→ **Supplied material**:
<<<<

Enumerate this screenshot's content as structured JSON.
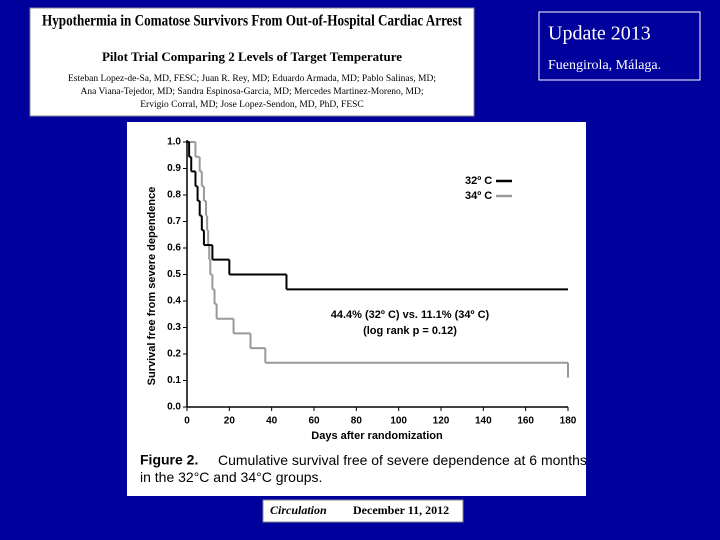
{
  "header": {
    "title": "Hypothermia in Comatose Survivors From Out-of-Hospital Cardiac Arrest",
    "subtitle": "Pilot Trial Comparing 2 Levels of Target Temperature",
    "authors": [
      "Esteban Lopez-de-Sa, MD, FESC; Juan R. Rey, MD; Eduardo Armada, MD; Pablo Salinas, MD;",
      "Ana Viana-Tejedor, MD; Sandra Espinosa-Garcia, MD; Mercedes Martinez-Moreno, MD;",
      "Ervigio Corral, MD; Jose Lopez-Sendon, MD, PhD, FESC"
    ]
  },
  "badge": {
    "title": "Update  2013",
    "place": "Fuengirola, Málaga."
  },
  "footer": {
    "journal": "Circulation",
    "date": "December 11, 2012"
  },
  "chart_data": {
    "type": "step",
    "y_label": "Survival free from severe dependence",
    "x_label": "Days after randomization",
    "caption_label": "Figure 2.",
    "caption": "Cumulative survival free of severe dependence at 6 months in the 32°C and 34°C groups.",
    "annotations": [
      "44.4% (32º C) vs. 11.1% (34º C)",
      "(log rank p = 0.12)"
    ],
    "xlim": [
      0,
      180
    ],
    "xticks": [
      0,
      20,
      40,
      60,
      80,
      100,
      120,
      140,
      160,
      180
    ],
    "ylim": [
      0,
      1
    ],
    "yticks": [
      {
        "value": 0,
        "label": "0.0"
      },
      0.1,
      0.2,
      0.3,
      0.4,
      0.5,
      0.6,
      0.7,
      0.8,
      0.9,
      {
        "value": 1,
        "label": "1.0"
      }
    ],
    "series": [
      {
        "name": "32º C",
        "color": "#000000",
        "x": [
          0,
          1,
          2,
          4,
          5,
          6,
          7,
          8,
          12,
          20,
          47,
          180
        ],
        "values": [
          1.0,
          0.944,
          0.889,
          0.833,
          0.778,
          0.722,
          0.667,
          0.611,
          0.556,
          0.5,
          0.444,
          0.444
        ]
      },
      {
        "name": "34º C",
        "color": "#999999",
        "x": [
          0,
          4,
          6,
          7,
          8,
          9,
          9.5,
          10,
          10.5,
          11,
          12,
          13,
          14,
          22,
          30,
          37,
          180
        ],
        "values": [
          1.0,
          0.944,
          0.889,
          0.833,
          0.778,
          0.722,
          0.667,
          0.611,
          0.556,
          0.5,
          0.444,
          0.389,
          0.333,
          0.278,
          0.222,
          0.167,
          0.111
        ]
      }
    ]
  }
}
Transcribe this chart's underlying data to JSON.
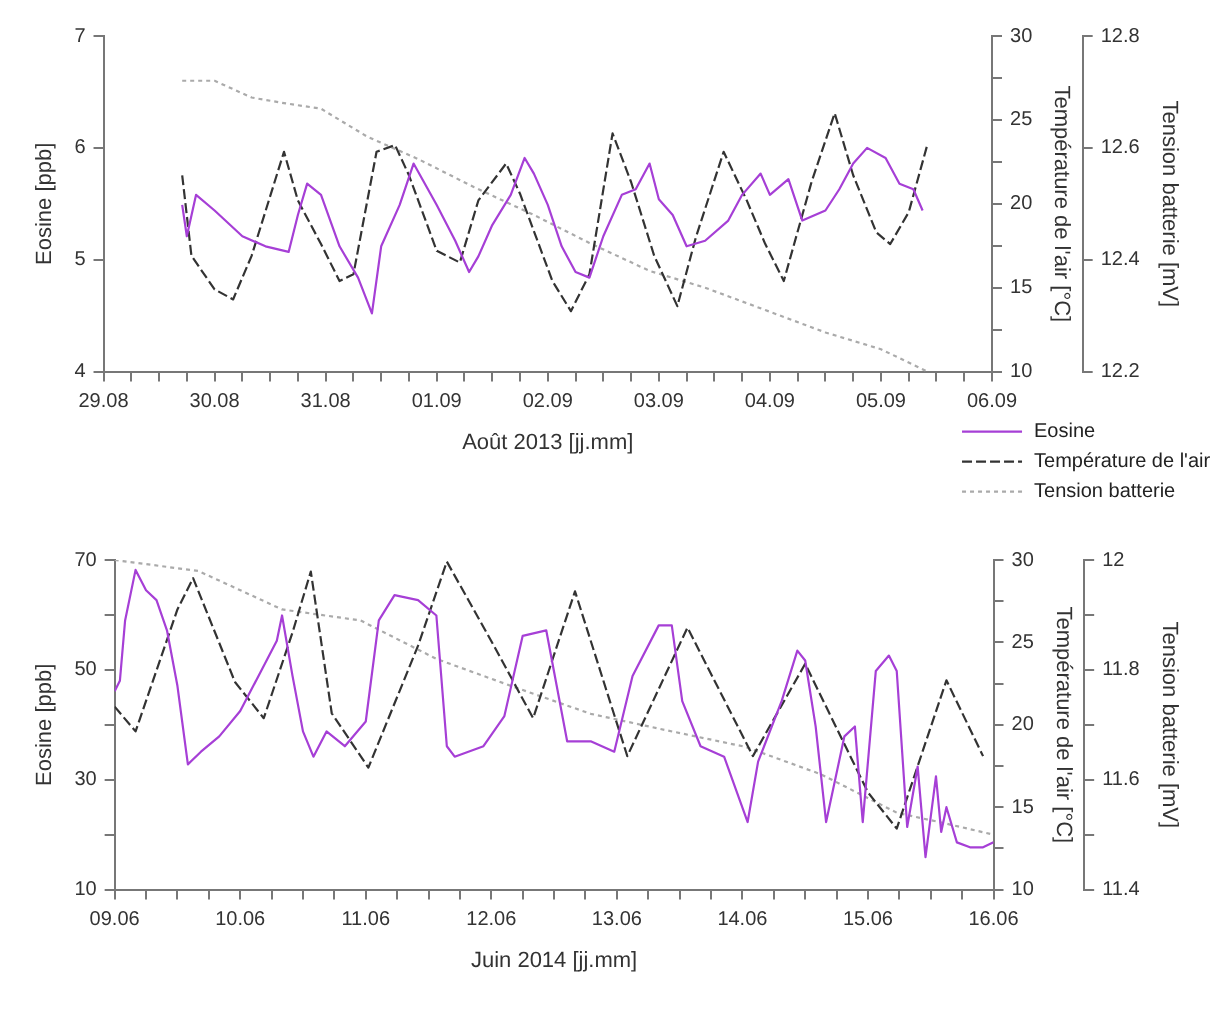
{
  "chart_data": [
    {
      "type": "line",
      "xlabel": "Août 2013 [jj.mm]",
      "ylabel": "Eosine [ppb]",
      "y2label": "Température de l'air [°C]",
      "y3label": "Tension batterie [mV]",
      "xlim": [
        "2013-08-29",
        "2013-09-06"
      ],
      "xticks": [
        {
          "value": "2013-08-29",
          "label": "29.08"
        },
        {
          "value": "2013-08-29T06:00",
          "label": null
        },
        {
          "value": "2013-08-29T12:00",
          "label": null
        },
        {
          "value": "2013-08-29T18:00",
          "label": null
        },
        {
          "value": "2013-08-30",
          "label": "30.08"
        },
        {
          "value": "2013-08-30T06:00",
          "label": null
        },
        {
          "value": "2013-08-30T12:00",
          "label": null
        },
        {
          "value": "2013-08-30T18:00",
          "label": null
        },
        {
          "value": "2013-08-31",
          "label": "31.08"
        },
        {
          "value": "2013-08-31T06:00",
          "label": null
        },
        {
          "value": "2013-08-31T12:00",
          "label": null
        },
        {
          "value": "2013-08-31T18:00",
          "label": null
        },
        {
          "value": "2013-09-01",
          "label": "01.09"
        },
        {
          "value": "2013-09-01T06:00",
          "label": null
        },
        {
          "value": "2013-09-01T12:00",
          "label": null
        },
        {
          "value": "2013-09-01T18:00",
          "label": null
        },
        {
          "value": "2013-09-02",
          "label": "02.09"
        },
        {
          "value": "2013-09-02T06:00",
          "label": null
        },
        {
          "value": "2013-09-02T12:00",
          "label": null
        },
        {
          "value": "2013-09-02T18:00",
          "label": null
        },
        {
          "value": "2013-09-03",
          "label": "03.09"
        },
        {
          "value": "2013-09-03T06:00",
          "label": null
        },
        {
          "value": "2013-09-03T12:00",
          "label": null
        },
        {
          "value": "2013-09-03T18:00",
          "label": null
        },
        {
          "value": "2013-09-04",
          "label": "04.09"
        },
        {
          "value": "2013-09-04T06:00",
          "label": null
        },
        {
          "value": "2013-09-04T12:00",
          "label": null
        },
        {
          "value": "2013-09-04T18:00",
          "label": null
        },
        {
          "value": "2013-09-05",
          "label": "05.09"
        },
        {
          "value": "2013-09-05T06:00",
          "label": null
        },
        {
          "value": "2013-09-05T12:00",
          "label": null
        },
        {
          "value": "2013-09-05T18:00",
          "label": null
        },
        {
          "value": "2013-09-06",
          "label": "06.09"
        }
      ],
      "ylim": [
        4,
        7
      ],
      "yticks": [
        4,
        5,
        6,
        7
      ],
      "y2lim": [
        10,
        30
      ],
      "y2ticks": [
        10,
        {
          "value": 12.5,
          "label": null
        },
        15,
        {
          "value": 17.5,
          "label": null
        },
        20,
        {
          "value": 22.5,
          "label": null
        },
        25,
        {
          "value": 27.5,
          "label": null
        },
        30
      ],
      "y3lim": [
        12.2,
        12.8
      ],
      "y3ticks": [
        12.2,
        12.4,
        12.6,
        12.8
      ],
      "legend": "bottom right",
      "series": [
        {
          "name": "Eosine",
          "color": "#a63fd6",
          "line_style": "solid",
          "x": [
            "2013-08-29T17:00",
            "2013-08-29T18:00",
            "2013-08-29T20:00",
            "2013-08-30T00:00",
            "2013-08-30T06:00",
            "2013-08-30T11:00",
            "2013-08-30T16:00",
            "2013-08-30T18:00",
            "2013-08-30T20:00",
            "2013-08-30T23:00",
            "2013-08-31T03:00",
            "2013-08-31T07:00",
            "2013-08-31T10:00",
            "2013-08-31T12:00",
            "2013-08-31T16:00",
            "2013-08-31T19:00",
            "2013-09-01T00:00",
            "2013-09-01T04:00",
            "2013-09-01T07:00",
            "2013-09-01T09:00",
            "2013-09-01T12:00",
            "2013-09-01T16:00",
            "2013-09-01T19:00",
            "2013-09-01T21:00",
            "2013-09-02T00:00",
            "2013-09-02T03:00",
            "2013-09-02T06:00",
            "2013-09-02T09:00",
            "2013-09-02T12:00",
            "2013-09-02T16:00",
            "2013-09-02T19:00",
            "2013-09-02T22:00",
            "2013-09-03T00:00",
            "2013-09-03T03:00",
            "2013-09-03T06:00",
            "2013-09-03T10:00",
            "2013-09-03T15:00",
            "2013-09-03T18:00",
            "2013-09-03T22:00",
            "2013-09-04T00:00",
            "2013-09-04T04:00",
            "2013-09-04T07:00",
            "2013-09-04T12:00",
            "2013-09-04T15:00",
            "2013-09-04T18:00",
            "2013-09-04T21:00",
            "2013-09-05T01:00",
            "2013-09-05T04:00",
            "2013-09-05T07:00",
            "2013-09-05T09:00"
          ],
          "values": [
            5.49,
            5.21,
            5.58,
            5.44,
            5.21,
            5.12,
            5.07,
            5.4,
            5.68,
            5.58,
            5.12,
            4.84,
            4.52,
            5.12,
            5.49,
            5.86,
            5.49,
            5.17,
            4.89,
            5.03,
            5.31,
            5.58,
            5.91,
            5.77,
            5.49,
            5.12,
            4.89,
            4.84,
            5.21,
            5.58,
            5.63,
            5.86,
            5.54,
            5.4,
            5.12,
            5.17,
            5.35,
            5.58,
            5.77,
            5.58,
            5.72,
            5.35,
            5.44,
            5.63,
            5.86,
            6.0,
            5.91,
            5.68,
            5.63,
            5.44
          ]
        },
        {
          "name": "Température de l'air",
          "color": "#333333",
          "line_style": "dashed",
          "axis": "y2",
          "x": [
            "2013-08-29T17:00",
            "2013-08-29T19:00",
            "2013-08-30T00:00",
            "2013-08-30T04:00",
            "2013-08-30T08:00",
            "2013-08-30T15:00",
            "2013-08-30T18:00",
            "2013-08-30T23:00",
            "2013-08-31T03:00",
            "2013-08-31T06:00",
            "2013-08-31T11:00",
            "2013-08-31T15:00",
            "2013-08-31T18:00",
            "2013-09-01T00:00",
            "2013-09-01T05:00",
            "2013-09-01T09:00",
            "2013-09-01T15:00",
            "2013-09-01T18:00",
            "2013-09-02T01:00",
            "2013-09-02T05:00",
            "2013-09-02T09:00",
            "2013-09-02T14:00",
            "2013-09-02T18:00",
            "2013-09-02T23:00",
            "2013-09-03T04:00",
            "2013-09-03T08:00",
            "2013-09-03T14:00",
            "2013-09-03T19:00",
            "2013-09-03T23:00",
            "2013-09-04T03:00",
            "2013-09-04T09:00",
            "2013-09-04T14:00",
            "2013-09-04T18:00",
            "2013-09-04T23:00",
            "2013-09-05T02:00",
            "2013-09-05T06:00",
            "2013-09-05T10:00"
          ],
          "values": [
            21.7,
            16.9,
            14.9,
            14.3,
            16.9,
            23.1,
            20.2,
            17.6,
            15.4,
            15.8,
            23.1,
            23.5,
            21.7,
            17.2,
            16.5,
            20.2,
            22.4,
            20.6,
            15.4,
            13.6,
            15.8,
            24.2,
            21.3,
            16.9,
            13.9,
            18.0,
            23.1,
            20.2,
            17.6,
            15.4,
            21.3,
            25.4,
            21.7,
            18.3,
            17.6,
            19.5,
            23.5
          ]
        },
        {
          "name": "Tension batterie",
          "color": "#aaaaaa",
          "line_style": "dotted",
          "axis": "y3",
          "x": [
            "2013-08-29T17:00",
            "2013-08-30T00:00",
            "2013-08-30T08:00",
            "2013-08-30T15:00",
            "2013-08-30T23:00",
            "2013-08-31T09:00",
            "2013-08-31T20:00",
            "2013-09-01T08:00",
            "2013-09-01T21:00",
            "2013-09-02T09:00",
            "2013-09-02T22:00",
            "2013-09-03T10:00",
            "2013-09-03T23:00",
            "2013-09-04T12:00",
            "2013-09-05T00:00",
            "2013-09-05T10:00"
          ],
          "values": [
            12.72,
            12.72,
            12.69,
            12.68,
            12.67,
            12.62,
            12.58,
            12.53,
            12.48,
            12.43,
            12.38,
            12.35,
            12.31,
            12.27,
            12.24,
            12.2
          ]
        }
      ]
    },
    {
      "type": "line",
      "xlabel": "Juin 2014 [jj.mm]",
      "ylabel": "Eosine [ppb]",
      "y2label": "Température de l'air [°C]",
      "y3label": "Tension batterie [mV]",
      "xlim": [
        "2014-06-09",
        "2014-06-16"
      ],
      "xticks": [
        {
          "value": "2014-06-09",
          "label": "09.06"
        },
        {
          "value": "2014-06-09T06:00",
          "label": null
        },
        {
          "value": "2014-06-09T12:00",
          "label": null
        },
        {
          "value": "2014-06-09T18:00",
          "label": null
        },
        {
          "value": "2014-06-10",
          "label": "10.06"
        },
        {
          "value": "2014-06-10T06:00",
          "label": null
        },
        {
          "value": "2014-06-10T12:00",
          "label": null
        },
        {
          "value": "2014-06-10T18:00",
          "label": null
        },
        {
          "value": "2014-06-11",
          "label": "11.06"
        },
        {
          "value": "2014-06-11T06:00",
          "label": null
        },
        {
          "value": "2014-06-11T12:00",
          "label": null
        },
        {
          "value": "2014-06-11T18:00",
          "label": null
        },
        {
          "value": "2014-06-12",
          "label": "12.06"
        },
        {
          "value": "2014-06-12T06:00",
          "label": null
        },
        {
          "value": "2014-06-12T12:00",
          "label": null
        },
        {
          "value": "2014-06-12T18:00",
          "label": null
        },
        {
          "value": "2014-06-13",
          "label": "13.06"
        },
        {
          "value": "2014-06-13T06:00",
          "label": null
        },
        {
          "value": "2014-06-13T12:00",
          "label": null
        },
        {
          "value": "2014-06-13T18:00",
          "label": null
        },
        {
          "value": "2014-06-14",
          "label": "14.06"
        },
        {
          "value": "2014-06-14T06:00",
          "label": null
        },
        {
          "value": "2014-06-14T12:00",
          "label": null
        },
        {
          "value": "2014-06-14T18:00",
          "label": null
        },
        {
          "value": "2014-06-15",
          "label": "15.06"
        },
        {
          "value": "2014-06-15T06:00",
          "label": null
        },
        {
          "value": "2014-06-15T12:00",
          "label": null
        },
        {
          "value": "2014-06-15T18:00",
          "label": null
        },
        {
          "value": "2014-06-16",
          "label": "16.06"
        }
      ],
      "ylim": [
        10,
        70
      ],
      "yticks": [
        10,
        {
          "value": 20,
          "label": null
        },
        30,
        {
          "value": 40,
          "label": null
        },
        50,
        {
          "value": 60,
          "label": null
        },
        70
      ],
      "y2lim": [
        10,
        30
      ],
      "y2ticks": [
        10,
        {
          "value": 12.5,
          "label": null
        },
        15,
        {
          "value": 17.5,
          "label": null
        },
        20,
        {
          "value": 22.5,
          "label": null
        },
        25,
        {
          "value": 27.5,
          "label": null
        },
        30
      ],
      "y3lim": [
        11.4,
        12
      ],
      "y3ticks": [
        11.4,
        {
          "value": 11.5,
          "label": null
        },
        11.6,
        {
          "value": 11.7,
          "label": null
        },
        11.8,
        {
          "value": 11.9,
          "label": null
        },
        12
      ],
      "series": [
        {
          "color": "#a63fd6",
          "line_style": "solid",
          "x": [
            "2014-06-09T00:00",
            "2014-06-09T01:00",
            "2014-06-09T02:00",
            "2014-06-09T04:00",
            "2014-06-09T06:00",
            "2014-06-09T08:00",
            "2014-06-09T10:00",
            "2014-06-09T12:00",
            "2014-06-09T14:00",
            "2014-06-09T16:30",
            "2014-06-09T20:00",
            "2014-06-10T00:00",
            "2014-06-10T03:30",
            "2014-06-10T07:00",
            "2014-06-10T08:00",
            "2014-06-10T10:00",
            "2014-06-10T12:00",
            "2014-06-10T14:00",
            "2014-06-10T16:30",
            "2014-06-10T20:00",
            "2014-06-11T00:00",
            "2014-06-11T02:30",
            "2014-06-11T05:30",
            "2014-06-11T10:00",
            "2014-06-11T13:30",
            "2014-06-11T15:30",
            "2014-06-11T17:00",
            "2014-06-11T22:30",
            "2014-06-12T02:30",
            "2014-06-12T06:00",
            "2014-06-12T10:30",
            "2014-06-12T12:30",
            "2014-06-12T14:30",
            "2014-06-12T19:00",
            "2014-06-12T23:30",
            "2014-06-13T03:00",
            "2014-06-13T08:00",
            "2014-06-13T10:30",
            "2014-06-13T12:30",
            "2014-06-13T16:00",
            "2014-06-13T20:30",
            "2014-06-14T01:00",
            "2014-06-14T03:00",
            "2014-06-14T07:30",
            "2014-06-14T10:30",
            "2014-06-14T12:00",
            "2014-06-14T14:00",
            "2014-06-14T16:00",
            "2014-06-14T19:30",
            "2014-06-14T21:30",
            "2014-06-14T23:00",
            "2014-06-15T01:30",
            "2014-06-15T04:00",
            "2014-06-15T05:30",
            "2014-06-15T07:30",
            "2014-06-15T09:30",
            "2014-06-15T11:00",
            "2014-06-15T13:00",
            "2014-06-15T14:00",
            "2014-06-15T15:00",
            "2014-06-15T17:00",
            "2014-06-15T19:30",
            "2014-06-15T22:00",
            "2014-06-16T00:00"
          ],
          "values": [
            46.1,
            48.0,
            59,
            68.2,
            64.5,
            62.7,
            57.2,
            47.1,
            32.8,
            35.1,
            37.9,
            42.5,
            48.9,
            55.3,
            59.9,
            48.9,
            38.8,
            34.2,
            38.8,
            36.1,
            40.6,
            59,
            63.6,
            62.7,
            59.9,
            36.1,
            34.2,
            36.1,
            41.6,
            56.2,
            57.2,
            47.1,
            37,
            37,
            35.1,
            48.9,
            58.1,
            58.1,
            44.3,
            36.1,
            34.2,
            22.3,
            33.3,
            44.3,
            53.5,
            51.7,
            39.7,
            22.3,
            37.9,
            39.7,
            22.3,
            49.8,
            52.6,
            49.8,
            21.4,
            32.4,
            15.9,
            30.6,
            20.5,
            25.0,
            18.6,
            17.7,
            17.7,
            18.6
          ]
        },
        {
          "color": "#333333",
          "line_style": "dashed",
          "axis": "y2",
          "x": [
            "2014-06-09T00:00",
            "2014-06-09T04:00",
            "2014-06-09T12:00",
            "2014-06-09T15:00",
            "2014-06-09T23:00",
            "2014-06-10T04:30",
            "2014-06-10T10:00",
            "2014-06-10T13:30",
            "2014-06-10T17:30",
            "2014-06-11T00:30",
            "2014-06-11T10:00",
            "2014-06-11T15:30",
            "2014-06-12T00:30",
            "2014-06-12T08:00",
            "2014-06-12T16:00",
            "2014-06-13T02:00",
            "2014-06-13T13:30",
            "2014-06-14T02:00",
            "2014-06-14T12:00",
            "2014-06-15T00:00",
            "2014-06-15T05:30",
            "2014-06-15T15:00",
            "2014-06-15T22:00"
          ],
          "values": [
            21.1,
            19.6,
            27.0,
            28.9,
            22.6,
            20.4,
            25.6,
            29.3,
            20.7,
            17.4,
            24.8,
            29.9,
            24.8,
            20.4,
            28.1,
            18.1,
            25.9,
            18.1,
            23.7,
            15.9,
            13.7,
            22.7,
            18.1
          ]
        },
        {
          "color": "#aaaaaa",
          "line_style": "dotted",
          "axis": "y3",
          "x": [
            "2014-06-09T00:00",
            "2014-06-09T16:00",
            "2014-06-10T08:00",
            "2014-06-10T23:00",
            "2014-06-11T13:30",
            "2014-06-12T04:00",
            "2014-06-12T19:00",
            "2014-06-13T09:30",
            "2014-06-14T00:30",
            "2014-06-14T15:00",
            "2014-06-15T05:30",
            "2014-06-15T15:00",
            "2014-06-16T00:00"
          ],
          "values": [
            12.0,
            11.98,
            11.91,
            11.89,
            11.82,
            11.77,
            11.72,
            11.69,
            11.66,
            11.61,
            11.54,
            11.52,
            11.5
          ]
        }
      ]
    }
  ]
}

>>>>

→ **Aim of the exercise**:
Pull out every line in the material above where "this" occurs.

→ **Result**:
Enumerate this screenshot's content as structured JSON.
Transcribe this chart's underlying data to JSON.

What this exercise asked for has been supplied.